▶ [Task goal]: Take the entries below and reproduce them word for word.

▶ [Record excerpts]:
***

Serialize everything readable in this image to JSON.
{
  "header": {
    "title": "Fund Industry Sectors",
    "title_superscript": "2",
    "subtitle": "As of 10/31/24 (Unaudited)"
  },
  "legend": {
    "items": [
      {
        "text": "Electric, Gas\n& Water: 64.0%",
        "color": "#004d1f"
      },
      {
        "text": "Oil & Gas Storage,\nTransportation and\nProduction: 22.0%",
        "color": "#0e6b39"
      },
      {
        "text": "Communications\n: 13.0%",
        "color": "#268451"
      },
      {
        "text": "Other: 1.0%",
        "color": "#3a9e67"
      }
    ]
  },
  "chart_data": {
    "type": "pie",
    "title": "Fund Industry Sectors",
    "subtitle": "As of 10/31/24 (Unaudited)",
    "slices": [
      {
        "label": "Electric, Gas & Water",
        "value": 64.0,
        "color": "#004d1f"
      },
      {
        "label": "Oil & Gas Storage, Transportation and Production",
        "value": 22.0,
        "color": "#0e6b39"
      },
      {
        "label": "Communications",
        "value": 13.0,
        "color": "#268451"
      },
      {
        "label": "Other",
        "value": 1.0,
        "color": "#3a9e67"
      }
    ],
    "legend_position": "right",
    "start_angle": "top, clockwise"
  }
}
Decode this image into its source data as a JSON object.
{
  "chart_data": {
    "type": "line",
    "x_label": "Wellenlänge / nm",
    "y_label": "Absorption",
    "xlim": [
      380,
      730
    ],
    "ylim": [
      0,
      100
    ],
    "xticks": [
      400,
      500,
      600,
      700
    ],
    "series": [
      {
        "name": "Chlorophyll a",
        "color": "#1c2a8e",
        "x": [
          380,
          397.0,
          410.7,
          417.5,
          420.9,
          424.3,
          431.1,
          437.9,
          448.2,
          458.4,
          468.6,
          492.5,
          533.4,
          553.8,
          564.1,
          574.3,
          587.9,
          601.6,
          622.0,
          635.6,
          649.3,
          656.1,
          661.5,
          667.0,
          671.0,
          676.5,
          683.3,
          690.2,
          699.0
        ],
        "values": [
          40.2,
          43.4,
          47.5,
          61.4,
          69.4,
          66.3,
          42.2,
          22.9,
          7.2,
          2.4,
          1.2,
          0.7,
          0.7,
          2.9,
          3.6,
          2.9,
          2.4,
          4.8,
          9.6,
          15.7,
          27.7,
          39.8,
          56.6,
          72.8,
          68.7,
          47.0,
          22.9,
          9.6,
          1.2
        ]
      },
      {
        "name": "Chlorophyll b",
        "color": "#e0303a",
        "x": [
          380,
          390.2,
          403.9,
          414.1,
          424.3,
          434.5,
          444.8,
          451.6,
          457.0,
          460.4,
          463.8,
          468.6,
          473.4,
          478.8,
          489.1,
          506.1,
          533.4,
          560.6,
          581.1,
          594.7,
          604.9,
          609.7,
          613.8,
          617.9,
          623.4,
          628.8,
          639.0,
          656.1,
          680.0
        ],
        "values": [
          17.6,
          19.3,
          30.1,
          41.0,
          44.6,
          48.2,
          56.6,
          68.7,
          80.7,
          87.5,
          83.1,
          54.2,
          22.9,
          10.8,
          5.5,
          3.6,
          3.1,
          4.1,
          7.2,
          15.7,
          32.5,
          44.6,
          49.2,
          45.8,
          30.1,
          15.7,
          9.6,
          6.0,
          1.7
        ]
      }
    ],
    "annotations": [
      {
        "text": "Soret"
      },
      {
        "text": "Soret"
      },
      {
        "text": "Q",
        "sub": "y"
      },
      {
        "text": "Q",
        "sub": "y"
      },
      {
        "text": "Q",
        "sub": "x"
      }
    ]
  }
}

***

▶ [Task response]:
Serialize everything readable in this image to JSON.
{
  "header": {
    "title": "Fund Industry Sectors",
    "title_superscript": "2",
    "subtitle": "As of 10/31/24 (Unaudited)"
  },
  "legend": {
    "items": [
      {
        "text": "Electric, Gas\n& Water: 64.0%",
        "color": "#004d1f"
      },
      {
        "text": "Oil & Gas Storage,\nTransportation and\nProduction: 22.0%",
        "color": "#0e6b39"
      },
      {
        "text": "Communications\n: 13.0%",
        "color": "#268451"
      },
      {
        "text": "Other: 1.0%",
        "color": "#3a9e67"
      }
    ]
  },
  "chart_data": {
    "type": "pie",
    "title": "Fund Industry Sectors",
    "subtitle": "As of 10/31/24 (Unaudited)",
    "slices": [
      {
        "label": "Electric, Gas & Water",
        "value": 64.0,
        "color": "#004d1f"
      },
      {
        "label": "Oil & Gas Storage, Transportation and Production",
        "value": 22.0,
        "color": "#0e6b39"
      },
      {
        "label": "Communications",
        "value": 13.0,
        "color": "#268451"
      },
      {
        "label": "Other",
        "value": 1.0,
        "color": "#3a9e67"
      }
    ],
    "legend_position": "right",
    "start_angle": "top, clockwise"
  }
}
Decode this image into its source data as a JSON object.
{
  "chart_data": {
    "type": "line",
    "x_label": "Wellenlänge / nm",
    "y_label": "Absorption",
    "xlim": [
      380,
      730
    ],
    "ylim": [
      0,
      100
    ],
    "xticks": [
      400,
      500,
      600,
      700
    ],
    "series": [
      {
        "name": "Chlorophyll a",
        "color": "#1c2a8e",
        "x": [
          380,
          397.0,
          410.7,
          417.5,
          420.9,
          424.3,
          431.1,
          437.9,
          448.2,
          458.4,
          468.6,
          492.5,
          533.4,
          553.8,
          564.1,
          574.3,
          587.9,
          601.6,
          622.0,
          635.6,
          649.3,
          656.1,
          661.5,
          667.0,
          671.0,
          676.5,
          683.3,
          690.2,
          699.0
        ],
        "values": [
          40.2,
          43.4,
          47.5,
          61.4,
          69.4,
          66.3,
          42.2,
          22.9,
          7.2,
          2.4,
          1.2,
          0.7,
          0.7,
          2.9,
          3.6,
          2.9,
          2.4,
          4.8,
          9.6,
          15.7,
          27.7,
          39.8,
          56.6,
          72.8,
          68.7,
          47.0,
          22.9,
          9.6,
          1.2
        ]
      },
      {
        "name": "Chlorophyll b",
        "color": "#e0303a",
        "x": [
          380,
          390.2,
          403.9,
          414.1,
          424.3,
          434.5,
          444.8,
          451.6,
          457.0,
          460.4,
          463.8,
          468.6,
          473.4,
          478.8,
          489.1,
          506.1,
          533.4,
          560.6,
          581.1,
          594.7,
          604.9,
          609.7,
          613.8,
          617.9,
          623.4,
          628.8,
          639.0,
          656.1,
          680.0
        ],
        "values": [
          17.6,
          19.3,
          30.1,
          41.0,
          44.6,
          48.2,
          56.6,
          68.7,
          80.7,
          87.5,
          83.1,
          54.2,
          22.9,
          10.8,
          5.5,
          3.6,
          3.1,
          4.1,
          7.2,
          15.7,
          32.5,
          44.6,
          49.2,
          45.8,
          30.1,
          15.7,
          9.6,
          6.0,
          1.7
        ]
      }
    ],
    "annotations": [
      {
        "text": "Soret"
      },
      {
        "text": "Soret"
      },
      {
        "text": "Q",
        "sub": "y"
      },
      {
        "text": "Q",
        "sub": "y"
      },
      {
        "text": "Q",
        "sub": "x"
      }
    ]
  }
}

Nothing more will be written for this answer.